--- RECORDS ---
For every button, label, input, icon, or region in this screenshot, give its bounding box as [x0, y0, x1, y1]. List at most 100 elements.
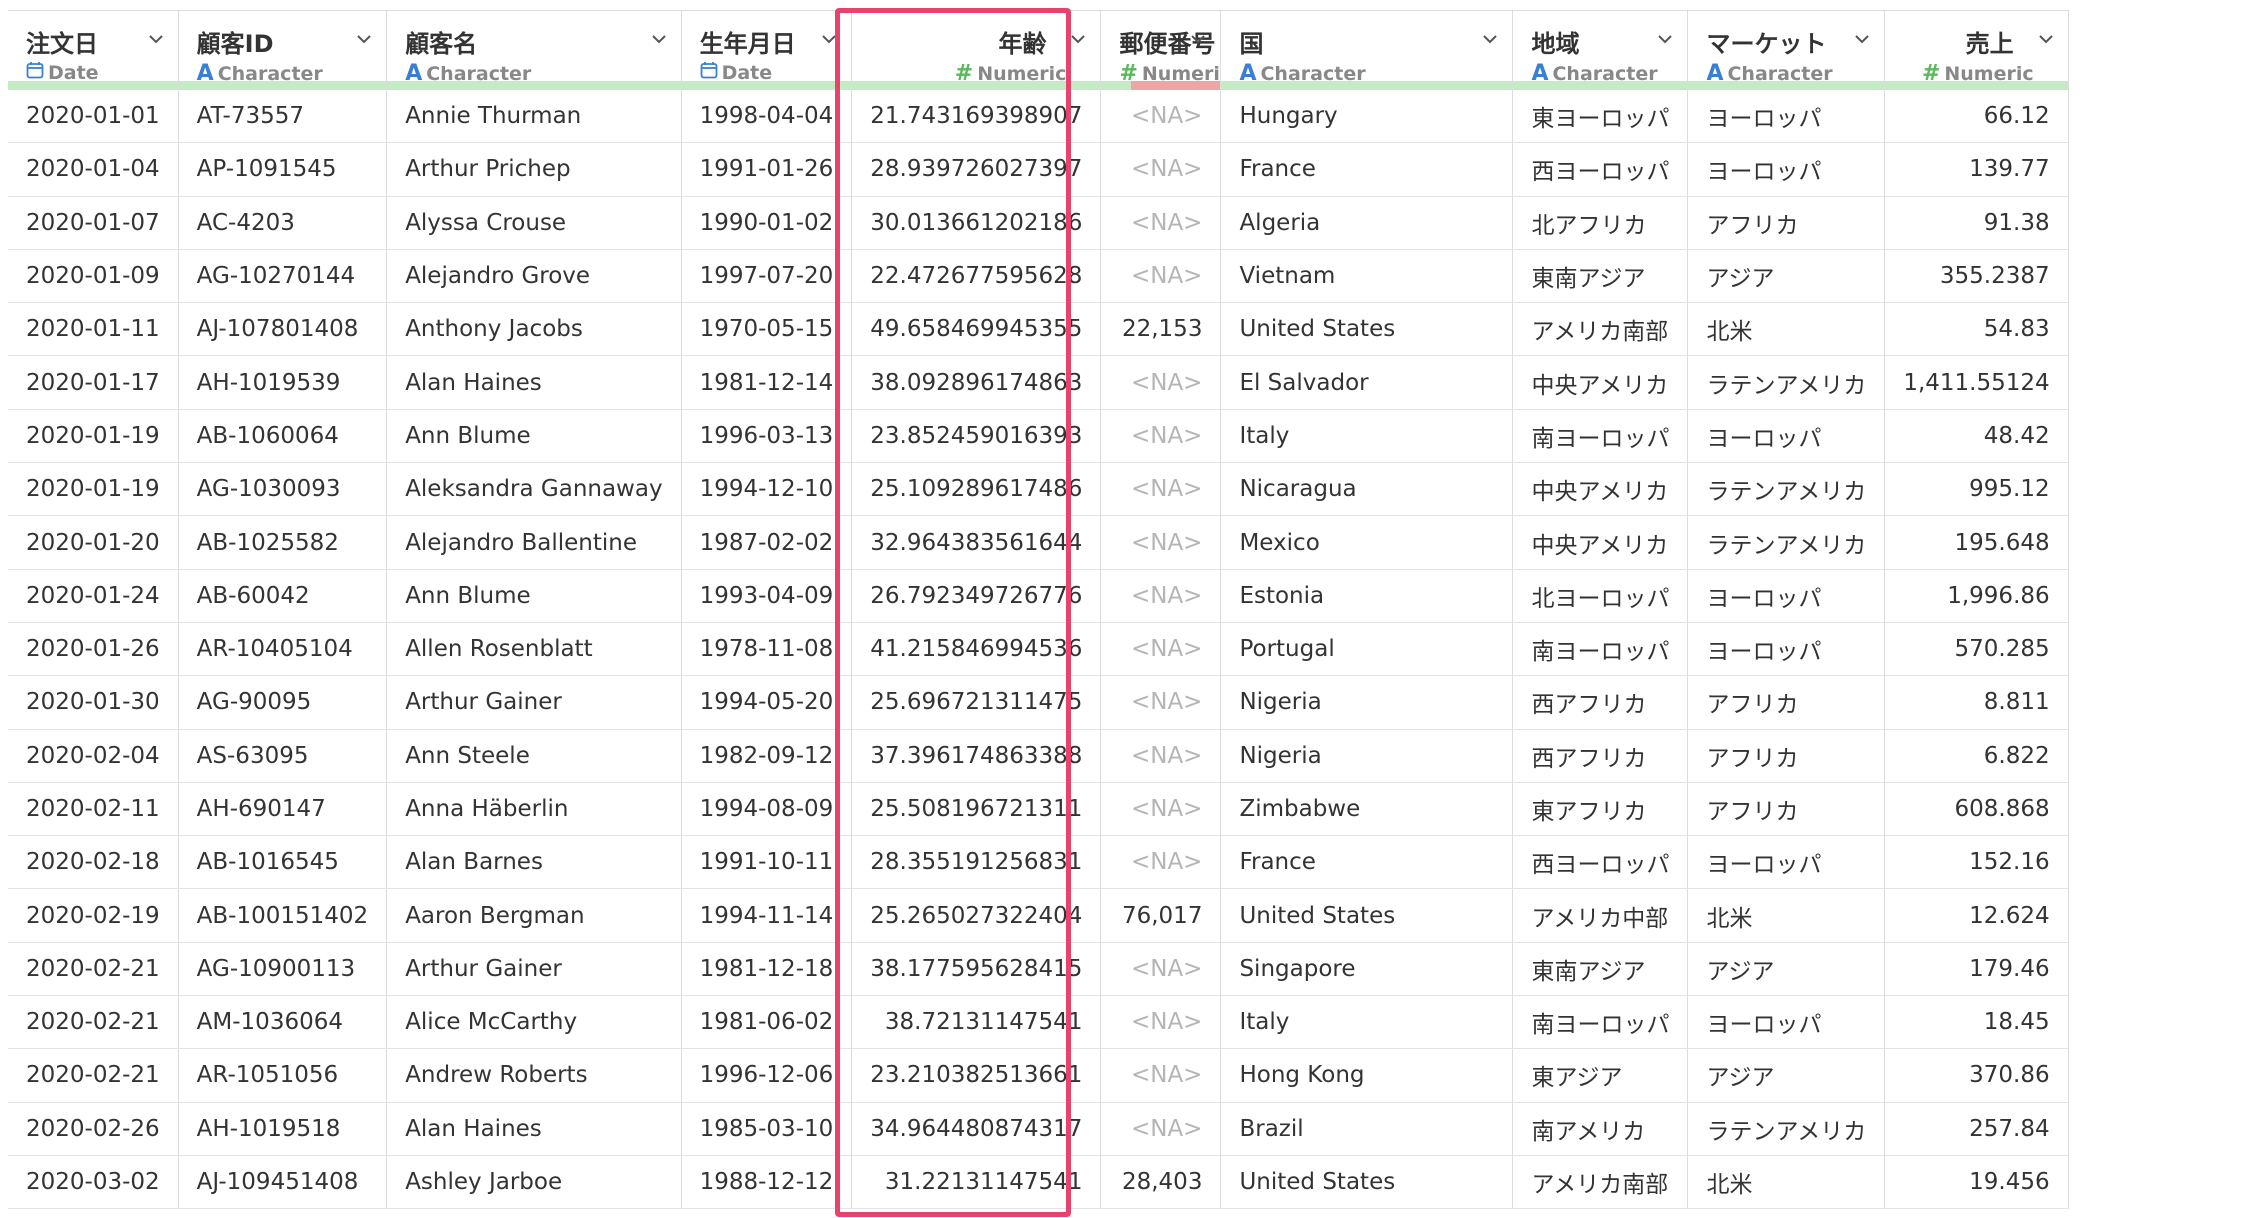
table-cell[interactable]: 1994-11-14 [681, 888, 853, 943]
table-cell[interactable]: ヨーロッパ [1687, 90, 1886, 144]
table-cell[interactable]: 19.456 [1884, 1155, 2069, 1210]
table-cell[interactable]: 8.811 [1884, 675, 2069, 730]
table-cell[interactable]: 179.46 [1884, 942, 2069, 997]
table-cell[interactable]: アメリカ南部 [1512, 1155, 1689, 1210]
table-cell[interactable]: 1981-12-18 [681, 942, 853, 997]
table-cell[interactable]: <NA> [1100, 675, 1222, 730]
table-cell[interactable]: アメリカ中部 [1512, 888, 1689, 943]
table-cell[interactable]: AJ-107801408 [178, 302, 388, 357]
table-cell[interactable]: 1994-05-20 [681, 675, 853, 730]
column-header[interactable]: 顧客名 A Character [386, 10, 682, 90]
table-cell[interactable]: 中央アメリカ [1512, 462, 1689, 517]
table-cell[interactable]: 30.013661202186 [851, 196, 1102, 250]
table-cell[interactable]: 1991-10-11 [681, 835, 853, 890]
table-cell[interactable]: 49.658469945355 [851, 302, 1102, 357]
table-cell[interactable]: 2020-02-21 [8, 995, 179, 1050]
table-row[interactable]: 2020-01-07 AC-4203 Alyssa Crouse 1990-01-02… [8, 196, 2069, 250]
table-cell[interactable]: ヨーロッパ [1687, 995, 1886, 1050]
table-cell[interactable]: ヨーロッパ [1687, 569, 1886, 623]
table-cell[interactable]: <NA> [1100, 409, 1222, 464]
table-cell[interactable]: Nigeria [1220, 675, 1514, 730]
column-header[interactable]: 売上 # Numeric [1884, 10, 2069, 90]
table-cell[interactable]: 南ヨーロッパ [1512, 409, 1689, 464]
column-header[interactable]: 年齢 # Numeric [851, 10, 1102, 90]
table-cell[interactable]: Andrew Roberts [386, 1048, 682, 1103]
table-cell[interactable]: 152.16 [1884, 835, 2069, 890]
table-cell[interactable]: Annie Thurman [386, 90, 682, 144]
table-cell[interactable]: <NA> [1100, 729, 1222, 783]
table-cell[interactable]: 1,996.86 [1884, 569, 2069, 623]
table-cell[interactable]: <NA> [1100, 142, 1222, 197]
table-cell[interactable]: 2020-01-30 [8, 675, 179, 730]
table-cell[interactable]: 北米 [1687, 1155, 1886, 1210]
table-cell[interactable]: 25.265027322404 [851, 888, 1102, 943]
table-cell[interactable]: 38.092896174863 [851, 355, 1102, 410]
column-header[interactable]: 郵便番号#Numeric [1100, 10, 1222, 90]
table-cell[interactable]: 2020-01-07 [8, 196, 179, 250]
table-cell[interactable]: 2020-01-24 [8, 569, 179, 623]
table-cell[interactable]: 22.472677595628 [851, 249, 1102, 304]
table-cell[interactable]: <NA> [1100, 1048, 1222, 1103]
table-cell[interactable]: <NA> [1100, 569, 1222, 623]
table-cell[interactable]: AB-60042 [178, 569, 388, 623]
table-cell[interactable]: 38.72131147541 [851, 995, 1102, 1050]
chevron-down-icon[interactable] [356, 33, 371, 47]
table-cell[interactable]: 2020-01-01 [8, 90, 179, 144]
table-cell[interactable]: AH-1019518 [178, 1102, 388, 1156]
table-cell[interactable]: Hong Kong [1220, 1048, 1514, 1103]
table-cell[interactable]: <NA> [1100, 90, 1222, 144]
table-cell[interactable]: 28.355191256831 [851, 835, 1102, 890]
table-cell[interactable]: ヨーロッパ [1687, 835, 1886, 890]
table-cell[interactable]: 2020-01-19 [8, 462, 179, 517]
table-cell[interactable]: United States [1220, 888, 1514, 943]
table-cell[interactable]: 2020-02-21 [8, 1048, 179, 1103]
chevron-down-icon[interactable] [821, 33, 836, 47]
table-cell[interactable]: ヨーロッパ [1687, 622, 1886, 677]
table-cell[interactable]: AB-1016545 [178, 835, 388, 890]
table-cell[interactable]: 東南アジア [1512, 942, 1689, 997]
table-cell[interactable]: 2020-03-02 [8, 1155, 179, 1210]
table-cell[interactable]: 32.964383561644 [851, 515, 1102, 570]
table-cell[interactable]: AS-63095 [178, 729, 388, 783]
table-cell[interactable]: Algeria [1220, 196, 1514, 250]
table-cell[interactable]: AR-10405104 [178, 622, 388, 677]
table-cell[interactable]: AG-10270144 [178, 249, 388, 304]
table-cell[interactable]: <NA> [1100, 462, 1222, 517]
table-row[interactable]: 2020-01-19 AG-1030093 Aleksandra Gannaway 1… [8, 462, 2069, 517]
column-header[interactable]: 国 A Character [1220, 10, 1514, 90]
table-cell[interactable]: 1994-08-09 [681, 782, 853, 837]
table-cell[interactable]: <NA> [1100, 835, 1222, 890]
table-cell[interactable]: <NA> [1100, 622, 1222, 677]
table-row[interactable]: 2020-01-19 AB-1060064 Ann Blume 1996-03-13 2… [8, 409, 2069, 464]
table-cell[interactable]: Aaron Bergman [386, 888, 682, 943]
table-cell[interactable]: 中央アメリカ [1512, 515, 1689, 570]
table-cell[interactable]: 23.852459016393 [851, 409, 1102, 464]
table-cell[interactable]: Portugal [1220, 622, 1514, 677]
table-row[interactable]: 2020-02-11 AH-690147 Anna Häberlin 1994-08-… [8, 782, 2069, 837]
table-cell[interactable]: Nicaragua [1220, 462, 1514, 517]
table-cell[interactable]: アフリカ [1687, 675, 1886, 730]
table-cell[interactable]: Zimbabwe [1220, 782, 1514, 837]
table-cell[interactable]: AB-100151402 [178, 888, 388, 943]
table-cell[interactable]: ラテンアメリカ [1687, 515, 1886, 570]
table-cell[interactable]: 西ヨーロッパ [1512, 142, 1689, 197]
table-cell[interactable]: El Salvador [1220, 355, 1514, 410]
table-cell[interactable]: 東南アジア [1512, 249, 1689, 304]
table-cell[interactable]: United States [1220, 302, 1514, 357]
table-row[interactable]: 2020-02-26 AH-1019518 Alan Haines 1985-03-1… [8, 1102, 2069, 1156]
table-cell[interactable]: United States [1220, 1155, 1514, 1210]
table-cell[interactable]: 1982-09-12 [681, 729, 853, 783]
table-cell[interactable]: 1996-12-06 [681, 1048, 853, 1103]
table-cell[interactable]: Brazil [1220, 1102, 1514, 1156]
table-cell[interactable]: 2020-02-21 [8, 942, 179, 997]
table-cell[interactable]: Alan Haines [386, 1102, 682, 1156]
table-row[interactable]: 2020-01-24 AB-60042 Ann Blume 1993-04-09 26.… [8, 569, 2069, 623]
table-cell[interactable]: Vietnam [1220, 249, 1514, 304]
table-cell[interactable]: Aleksandra Gannaway [386, 462, 682, 517]
table-cell[interactable]: <NA> [1100, 249, 1222, 304]
table-row[interactable]: 2020-02-21 AG-10900113 Arthur Gainer 1981-1… [8, 942, 2069, 997]
column-header[interactable]: 注文日 Date [8, 10, 179, 90]
column-header[interactable]: 顧客ID A Character [178, 10, 388, 90]
table-cell[interactable]: Nigeria [1220, 729, 1514, 783]
table-cell[interactable]: 1991-01-26 [681, 142, 853, 197]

--- DIRECTION ---
Extract every line of the entries above verbatim, leaving out the pictures.

--- ANSWER TO THE PROBLEM ---
For every button, label, input, icon, or region in this screenshot, give its bounding box as [x0, y0, x1, y1]. List at most 100 elements.
table-cell[interactable]: 1994-11-14 [681, 888, 853, 943]
table-cell[interactable]: ヨーロッパ [1687, 90, 1886, 144]
table-cell[interactable]: 19.456 [1884, 1155, 2069, 1210]
table-cell[interactable]: 8.811 [1884, 675, 2069, 730]
table-cell[interactable]: 179.46 [1884, 942, 2069, 997]
table-cell[interactable]: アメリカ南部 [1512, 1155, 1689, 1210]
table-cell[interactable]: 1981-12-18 [681, 942, 853, 997]
table-cell[interactable]: <NA> [1100, 675, 1222, 730]
table-cell[interactable]: アメリカ中部 [1512, 888, 1689, 943]
table-cell[interactable]: AJ-107801408 [178, 302, 388, 357]
table-cell[interactable]: 1994-05-20 [681, 675, 853, 730]
column-header[interactable]: 顧客名 A Character [386, 10, 682, 90]
table-cell[interactable]: 中央アメリカ [1512, 462, 1689, 517]
table-cell[interactable]: 30.013661202186 [851, 196, 1102, 250]
table-cell[interactable]: 1991-10-11 [681, 835, 853, 890]
table-cell[interactable]: 49.658469945355 [851, 302, 1102, 357]
table-cell[interactable]: 2020-02-21 [8, 995, 179, 1050]
table-row[interactable]: 2020-01-07 AC-4203 Alyssa Crouse 1990-01-02… [8, 196, 2069, 250]
table-cell[interactable]: ヨーロッパ [1687, 995, 1886, 1050]
table-cell[interactable]: ヨーロッパ [1687, 569, 1886, 623]
table-cell[interactable]: <NA> [1100, 409, 1222, 464]
table-cell[interactable]: Nigeria [1220, 675, 1514, 730]
column-header[interactable]: 売上 # Numeric [1884, 10, 2069, 90]
table-cell[interactable]: 南ヨーロッパ [1512, 409, 1689, 464]
column-header[interactable]: 年齢 # Numeric [851, 10, 1102, 90]
table-cell[interactable]: Andrew Roberts [386, 1048, 682, 1103]
table-cell[interactable]: 152.16 [1884, 835, 2069, 890]
table-cell[interactable]: Annie Thurman [386, 90, 682, 144]
table-cell[interactable]: <NA> [1100, 729, 1222, 783]
table-cell[interactable]: 1,996.86 [1884, 569, 2069, 623]
table-cell[interactable]: <NA> [1100, 142, 1222, 197]
table-cell[interactable]: 2020-01-30 [8, 675, 179, 730]
table-cell[interactable]: 北米 [1687, 1155, 1886, 1210]
table-cell[interactable]: 25.265027322404 [851, 888, 1102, 943]
table-cell[interactable]: 38.092896174863 [851, 355, 1102, 410]
column-header[interactable]: 郵便番号#Numeric [1100, 10, 1222, 90]
table-cell[interactable]: 2020-01-07 [8, 196, 179, 250]
table-cell[interactable]: 2020-01-24 [8, 569, 179, 623]
table-cell[interactable]: 22.472677595628 [851, 249, 1102, 304]
table-cell[interactable]: <NA> [1100, 1048, 1222, 1103]
table-cell[interactable]: <NA> [1100, 569, 1222, 623]
table-cell[interactable]: AB-60042 [178, 569, 388, 623]
table-cell[interactable]: 38.72131147541 [851, 995, 1102, 1050]
chevron-down-icon[interactable] [356, 33, 371, 47]
table-cell[interactable]: 2020-01-01 [8, 90, 179, 144]
table-cell[interactable]: AH-1019518 [178, 1102, 388, 1156]
table-cell[interactable]: Hong Kong [1220, 1048, 1514, 1103]
table-cell[interactable]: <NA> [1100, 90, 1222, 144]
table-cell[interactable]: 28.355191256831 [851, 835, 1102, 890]
table-cell[interactable]: ヨーロッパ [1687, 835, 1886, 890]
table-cell[interactable]: 2020-01-19 [8, 462, 179, 517]
table-cell[interactable]: United States [1220, 888, 1514, 943]
table-cell[interactable]: 2020-02-21 [8, 1048, 179, 1103]
chevron-down-icon[interactable] [821, 33, 836, 47]
table-cell[interactable]: ヨーロッパ [1687, 622, 1886, 677]
table-cell[interactable]: AB-1016545 [178, 835, 388, 890]
table-cell[interactable]: 東南アジア [1512, 942, 1689, 997]
table-cell[interactable]: 2020-03-02 [8, 1155, 179, 1210]
table-cell[interactable]: 32.964383561644 [851, 515, 1102, 570]
table-cell[interactable]: AS-63095 [178, 729, 388, 783]
table-cell[interactable]: Algeria [1220, 196, 1514, 250]
table-cell[interactable]: AR-10405104 [178, 622, 388, 677]
table-cell[interactable]: AG-10270144 [178, 249, 388, 304]
table-cell[interactable]: <NA> [1100, 462, 1222, 517]
table-row[interactable]: 2020-01-19 AG-1030093 Aleksandra Gannaway 1… [8, 462, 2069, 517]
column-header[interactable]: 国 A Character [1220, 10, 1514, 90]
table-cell[interactable]: 1994-08-09 [681, 782, 853, 837]
table-cell[interactable]: <NA> [1100, 835, 1222, 890]
table-cell[interactable]: <NA> [1100, 622, 1222, 677]
table-row[interactable]: 2020-01-19 AB-1060064 Ann Blume 1996-03-13 2… [8, 409, 2069, 464]
table-cell[interactable]: Aaron Bergman [386, 888, 682, 943]
table-cell[interactable]: 中央アメリカ [1512, 515, 1689, 570]
table-cell[interactable]: 23.852459016393 [851, 409, 1102, 464]
table-cell[interactable]: Portugal [1220, 622, 1514, 677]
table-row[interactable]: 2020-02-11 AH-690147 Anna Häberlin 1994-08-… [8, 782, 2069, 837]
table-cell[interactable]: Nicaragua [1220, 462, 1514, 517]
table-cell[interactable]: アフリカ [1687, 675, 1886, 730]
table-cell[interactable]: Zimbabwe [1220, 782, 1514, 837]
table-cell[interactable]: AB-100151402 [178, 888, 388, 943]
table-cell[interactable]: ラテンアメリカ [1687, 515, 1886, 570]
table-cell[interactable]: 西ヨーロッパ [1512, 142, 1689, 197]
table-cell[interactable]: El Salvador [1220, 355, 1514, 410]
table-cell[interactable]: 東南アジア [1512, 249, 1689, 304]
table-cell[interactable]: United States [1220, 302, 1514, 357]
table-row[interactable]: 2020-02-26 AH-1019518 Alan Haines 1985-03-1… [8, 1102, 2069, 1156]
table-cell[interactable]: United States [1220, 1155, 1514, 1210]
table-cell[interactable]: 1982-09-12 [681, 729, 853, 783]
table-cell[interactable]: 1996-12-06 [681, 1048, 853, 1103]
table-cell[interactable]: Brazil [1220, 1102, 1514, 1156]
table-cell[interactable]: 2020-02-21 [8, 942, 179, 997]
table-cell[interactable]: Alan Haines [386, 1102, 682, 1156]
table-row[interactable]: 2020-01-24 AB-60042 Ann Blume 1993-04-09 26.… [8, 569, 2069, 623]
table-cell[interactable]: Vietnam [1220, 249, 1514, 304]
table-cell[interactable]: Aleksandra Gannaway [386, 462, 682, 517]
table-cell[interactable]: <NA> [1100, 249, 1222, 304]
table-row[interactable]: 2020-02-21 AG-10900113 Arthur Gainer 1981-1… [8, 942, 2069, 997]
column-header[interactable]: 注文日 Date [8, 10, 179, 90]
column-header[interactable]: 顧客ID A Character [178, 10, 388, 90]
table-cell[interactable]: Nigeria [1220, 729, 1514, 783]
table-cell[interactable]: 1991-01-26 [681, 142, 853, 197]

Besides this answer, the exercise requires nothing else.